Figure collection entries:
- - - - - - -

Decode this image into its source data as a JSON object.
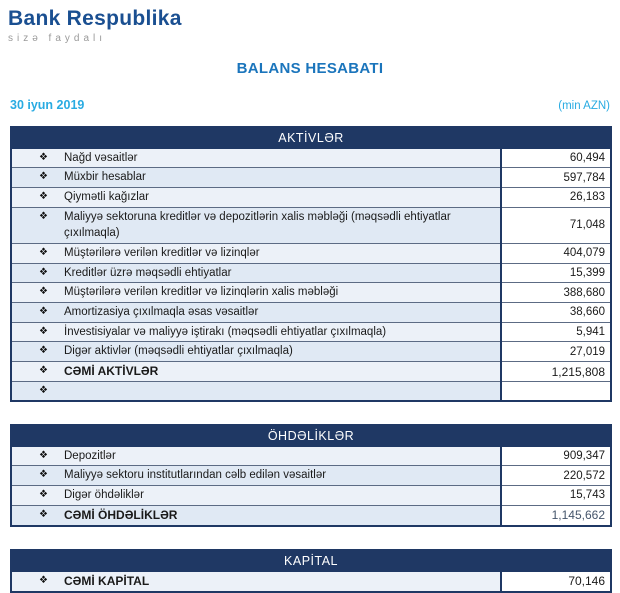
{
  "logo": {
    "title": "Bank Respublika",
    "tagline": "sizə faydalı"
  },
  "report": {
    "title": "BALANS HESABATI",
    "date": "30 iyun 2019",
    "unit": "(min AZN)"
  },
  "bullet_icon": "❖",
  "colors": {
    "navy": "#1F3864",
    "title_blue": "#1B75BC",
    "accent_cyan": "#29ABE2",
    "logo_navy": "#1A4F91",
    "row_bg": "#ECF1F8",
    "row_bg_alt": "#E0E9F4",
    "total_blue": "#44546A"
  },
  "sections": [
    {
      "header": "AKTİVLƏR",
      "rows": [
        {
          "label": "Nağd vəsaitlər",
          "value": "60,494"
        },
        {
          "label": "Müxbir hesablar",
          "value": "597,784"
        },
        {
          "label": "Qiymətli kağızlar",
          "value": "26,183"
        },
        {
          "label": "Maliyyə sektoruna kreditlər və depozitlərin xalis məbləği (məqsədli ehtiyatlar çıxılmaqla)",
          "value": "71,048"
        },
        {
          "label": "Müştərilərə verilən kreditlər və lizinqlər",
          "value": "404,079"
        },
        {
          "label": "Kreditlər üzrə məqsədli ehtiyatlar",
          "value": "15,399"
        },
        {
          "label": "Müştərilərə verilən kreditlər və lizinqlərin xalis məbləği",
          "value": "388,680"
        },
        {
          "label": "Amortizasiya çıxılmaqla əsas vəsaitlər",
          "value": "38,660"
        },
        {
          "label": "İnvestisiyalar və maliyyə iştirakı (məqsədli ehtiyatlar çıxılmaqla)",
          "value": "5,941"
        },
        {
          "label": "Digər aktivlər (məqsədli ehtiyatlar çıxılmaqla)",
          "value": "27,019"
        },
        {
          "label": "CƏMİ AKTİVLƏR",
          "value": "1,215,808",
          "bold": true
        },
        {
          "label": "",
          "value": "",
          "empty": true
        }
      ]
    },
    {
      "header": "ÖHDƏLİKLƏR",
      "rows": [
        {
          "label": "Depozitlər",
          "value": "909,347"
        },
        {
          "label": "Maliyyə sektoru institutlarından cəlb edilən vəsaitlər",
          "value": "220,572"
        },
        {
          "label": "Digər öhdəliklər",
          "value": "15,743"
        },
        {
          "label": "CƏMİ ÖHDƏLİKLƏR",
          "value": "1,145,662",
          "bold": true,
          "value_blue": true
        }
      ]
    },
    {
      "header": "KAPİTAL",
      "rows": [
        {
          "label": "CƏMİ KAPİTAL",
          "value": "70,146",
          "bold": true
        }
      ]
    }
  ]
}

- - - - - - -

:: Stated goal ::
Copy out the listing exactly as it stands, but not the pictures.

:: Correct response ::
Decode this image into its source data as a JSON object.
{
  "logo": {
    "title": "Bank Respublika",
    "tagline": "sizə faydalı"
  },
  "report": {
    "title": "BALANS HESABATI",
    "date": "30 iyun 2019",
    "unit": "(min AZN)"
  },
  "bullet_icon": "❖",
  "colors": {
    "navy": "#1F3864",
    "title_blue": "#1B75BC",
    "accent_cyan": "#29ABE2",
    "logo_navy": "#1A4F91",
    "row_bg": "#ECF1F8",
    "row_bg_alt": "#E0E9F4",
    "total_blue": "#44546A"
  },
  "sections": [
    {
      "header": "AKTİVLƏR",
      "rows": [
        {
          "label": "Nağd vəsaitlər",
          "value": "60,494"
        },
        {
          "label": "Müxbir hesablar",
          "value": "597,784"
        },
        {
          "label": "Qiymətli kağızlar",
          "value": "26,183"
        },
        {
          "label": "Maliyyə sektoruna kreditlər və depozitlərin xalis məbləği (məqsədli ehtiyatlar çıxılmaqla)",
          "value": "71,048"
        },
        {
          "label": "Müştərilərə verilən kreditlər və lizinqlər",
          "value": "404,079"
        },
        {
          "label": "Kreditlər üzrə məqsədli ehtiyatlar",
          "value": "15,399"
        },
        {
          "label": "Müştərilərə verilən kreditlər və lizinqlərin xalis məbləği",
          "value": "388,680"
        },
        {
          "label": "Amortizasiya çıxılmaqla əsas vəsaitlər",
          "value": "38,660"
        },
        {
          "label": "İnvestisiyalar və maliyyə iştirakı (məqsədli ehtiyatlar çıxılmaqla)",
          "value": "5,941"
        },
        {
          "label": "Digər aktivlər (məqsədli ehtiyatlar çıxılmaqla)",
          "value": "27,019"
        },
        {
          "label": "CƏMİ AKTİVLƏR",
          "value": "1,215,808",
          "bold": true
        },
        {
          "label": "",
          "value": "",
          "empty": true
        }
      ]
    },
    {
      "header": "ÖHDƏLİKLƏR",
      "rows": [
        {
          "label": "Depozitlər",
          "value": "909,347"
        },
        {
          "label": "Maliyyə sektoru institutlarından cəlb edilən vəsaitlər",
          "value": "220,572"
        },
        {
          "label": "Digər öhdəliklər",
          "value": "15,743"
        },
        {
          "label": "CƏMİ ÖHDƏLİKLƏR",
          "value": "1,145,662",
          "bold": true,
          "value_blue": true
        }
      ]
    },
    {
      "header": "KAPİTAL",
      "rows": [
        {
          "label": "CƏMİ KAPİTAL",
          "value": "70,146",
          "bold": true
        }
      ]
    }
  ]
}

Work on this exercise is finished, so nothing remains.